start Given entries

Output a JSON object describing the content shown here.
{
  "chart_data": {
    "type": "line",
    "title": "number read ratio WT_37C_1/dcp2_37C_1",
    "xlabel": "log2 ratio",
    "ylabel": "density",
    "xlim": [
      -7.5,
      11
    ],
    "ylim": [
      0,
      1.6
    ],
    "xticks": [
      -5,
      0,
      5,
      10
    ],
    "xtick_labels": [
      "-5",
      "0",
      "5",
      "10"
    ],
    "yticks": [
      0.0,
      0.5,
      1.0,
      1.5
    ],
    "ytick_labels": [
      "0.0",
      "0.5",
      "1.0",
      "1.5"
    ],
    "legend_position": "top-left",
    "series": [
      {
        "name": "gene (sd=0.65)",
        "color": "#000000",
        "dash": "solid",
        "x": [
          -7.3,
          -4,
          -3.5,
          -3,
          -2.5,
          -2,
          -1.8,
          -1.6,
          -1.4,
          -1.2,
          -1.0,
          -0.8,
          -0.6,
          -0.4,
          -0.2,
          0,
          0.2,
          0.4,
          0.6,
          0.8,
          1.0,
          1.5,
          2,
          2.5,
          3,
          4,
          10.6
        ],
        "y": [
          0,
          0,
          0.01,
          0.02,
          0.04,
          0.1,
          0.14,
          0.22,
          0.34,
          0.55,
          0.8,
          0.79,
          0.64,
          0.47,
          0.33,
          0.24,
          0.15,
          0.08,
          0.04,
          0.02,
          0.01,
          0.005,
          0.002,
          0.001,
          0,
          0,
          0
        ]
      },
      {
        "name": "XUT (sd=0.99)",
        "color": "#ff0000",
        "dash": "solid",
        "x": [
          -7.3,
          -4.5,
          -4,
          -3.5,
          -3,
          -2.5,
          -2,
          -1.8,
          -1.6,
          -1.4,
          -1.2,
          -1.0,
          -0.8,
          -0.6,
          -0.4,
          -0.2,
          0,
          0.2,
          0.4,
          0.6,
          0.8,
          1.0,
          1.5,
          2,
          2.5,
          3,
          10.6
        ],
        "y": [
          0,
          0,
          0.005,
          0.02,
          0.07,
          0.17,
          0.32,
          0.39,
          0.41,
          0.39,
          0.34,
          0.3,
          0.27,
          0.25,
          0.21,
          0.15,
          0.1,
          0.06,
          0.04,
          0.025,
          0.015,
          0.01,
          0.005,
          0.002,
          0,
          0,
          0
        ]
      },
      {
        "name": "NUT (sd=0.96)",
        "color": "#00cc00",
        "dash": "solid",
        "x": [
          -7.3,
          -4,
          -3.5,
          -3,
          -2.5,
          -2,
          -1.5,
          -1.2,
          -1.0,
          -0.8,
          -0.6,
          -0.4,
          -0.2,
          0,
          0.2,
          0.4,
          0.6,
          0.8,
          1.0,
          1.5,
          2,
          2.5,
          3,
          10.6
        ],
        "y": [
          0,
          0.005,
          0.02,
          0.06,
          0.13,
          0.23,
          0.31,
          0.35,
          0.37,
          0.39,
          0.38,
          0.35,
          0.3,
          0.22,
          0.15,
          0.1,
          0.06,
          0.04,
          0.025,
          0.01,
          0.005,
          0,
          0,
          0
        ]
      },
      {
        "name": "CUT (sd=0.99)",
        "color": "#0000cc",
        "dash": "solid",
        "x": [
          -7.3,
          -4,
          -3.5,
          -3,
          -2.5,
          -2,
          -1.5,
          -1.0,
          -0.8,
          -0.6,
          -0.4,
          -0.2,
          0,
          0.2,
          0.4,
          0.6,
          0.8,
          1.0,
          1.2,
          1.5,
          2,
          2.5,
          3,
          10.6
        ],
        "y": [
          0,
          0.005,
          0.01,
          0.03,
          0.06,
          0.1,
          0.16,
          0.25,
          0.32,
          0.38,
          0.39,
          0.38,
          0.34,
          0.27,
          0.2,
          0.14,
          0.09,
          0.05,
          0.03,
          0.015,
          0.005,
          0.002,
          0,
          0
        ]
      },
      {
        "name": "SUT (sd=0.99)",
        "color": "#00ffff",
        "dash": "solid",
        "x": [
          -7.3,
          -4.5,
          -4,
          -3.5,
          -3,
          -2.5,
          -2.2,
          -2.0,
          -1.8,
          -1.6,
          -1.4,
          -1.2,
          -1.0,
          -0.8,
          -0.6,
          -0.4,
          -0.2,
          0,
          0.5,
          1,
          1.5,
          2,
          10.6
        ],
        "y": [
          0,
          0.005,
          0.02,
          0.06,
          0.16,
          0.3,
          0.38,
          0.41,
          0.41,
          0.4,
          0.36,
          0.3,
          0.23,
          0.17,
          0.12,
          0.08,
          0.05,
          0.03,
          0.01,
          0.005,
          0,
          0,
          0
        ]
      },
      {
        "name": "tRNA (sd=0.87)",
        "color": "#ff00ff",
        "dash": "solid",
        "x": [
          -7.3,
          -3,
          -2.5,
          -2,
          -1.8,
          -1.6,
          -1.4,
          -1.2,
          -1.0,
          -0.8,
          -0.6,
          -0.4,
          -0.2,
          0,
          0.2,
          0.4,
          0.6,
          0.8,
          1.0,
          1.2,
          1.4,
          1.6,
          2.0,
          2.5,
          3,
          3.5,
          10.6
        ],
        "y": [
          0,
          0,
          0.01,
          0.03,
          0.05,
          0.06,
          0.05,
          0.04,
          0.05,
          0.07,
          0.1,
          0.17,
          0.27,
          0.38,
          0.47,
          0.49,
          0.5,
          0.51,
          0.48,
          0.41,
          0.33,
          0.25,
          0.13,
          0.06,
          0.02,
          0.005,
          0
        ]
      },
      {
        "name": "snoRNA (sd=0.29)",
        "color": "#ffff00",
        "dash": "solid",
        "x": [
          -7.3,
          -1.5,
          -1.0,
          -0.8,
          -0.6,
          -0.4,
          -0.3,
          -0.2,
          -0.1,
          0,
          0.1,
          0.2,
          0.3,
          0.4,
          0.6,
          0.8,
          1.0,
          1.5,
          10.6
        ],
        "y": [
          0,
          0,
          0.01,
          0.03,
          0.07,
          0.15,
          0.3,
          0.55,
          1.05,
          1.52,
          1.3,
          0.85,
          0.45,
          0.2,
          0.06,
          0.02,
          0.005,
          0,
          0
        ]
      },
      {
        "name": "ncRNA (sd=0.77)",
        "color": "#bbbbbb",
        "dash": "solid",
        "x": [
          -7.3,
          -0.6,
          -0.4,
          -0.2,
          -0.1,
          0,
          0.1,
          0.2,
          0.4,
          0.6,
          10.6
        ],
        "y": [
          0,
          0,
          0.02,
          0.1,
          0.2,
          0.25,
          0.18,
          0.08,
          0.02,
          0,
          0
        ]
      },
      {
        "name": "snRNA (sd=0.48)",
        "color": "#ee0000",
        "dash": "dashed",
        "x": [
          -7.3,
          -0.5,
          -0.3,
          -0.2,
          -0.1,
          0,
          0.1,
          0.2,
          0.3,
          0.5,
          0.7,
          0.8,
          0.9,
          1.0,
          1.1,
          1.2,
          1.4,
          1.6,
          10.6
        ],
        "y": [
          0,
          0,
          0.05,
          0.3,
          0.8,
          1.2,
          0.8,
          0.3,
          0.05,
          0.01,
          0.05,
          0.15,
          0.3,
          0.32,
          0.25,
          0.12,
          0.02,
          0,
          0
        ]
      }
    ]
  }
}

end Given entries

■ **Required task**: From the material above, gather all lines that include the string "name" and copy them.

■ **Solved exercise**:
        "name": "gene (sd=0.65)",
        "name": "XUT (sd=0.99)",
        "name": "NUT (sd=0.96)",
        "name": "CUT (sd=0.99)",
        "name": "SUT (sd=0.99)",
        "name": "tRNA (sd=0.87)",
        "name": "snoRNA (sd=0.29)",
        "name": "ncRNA (sd=0.77)",
        "name": "snRNA (sd=0.48)",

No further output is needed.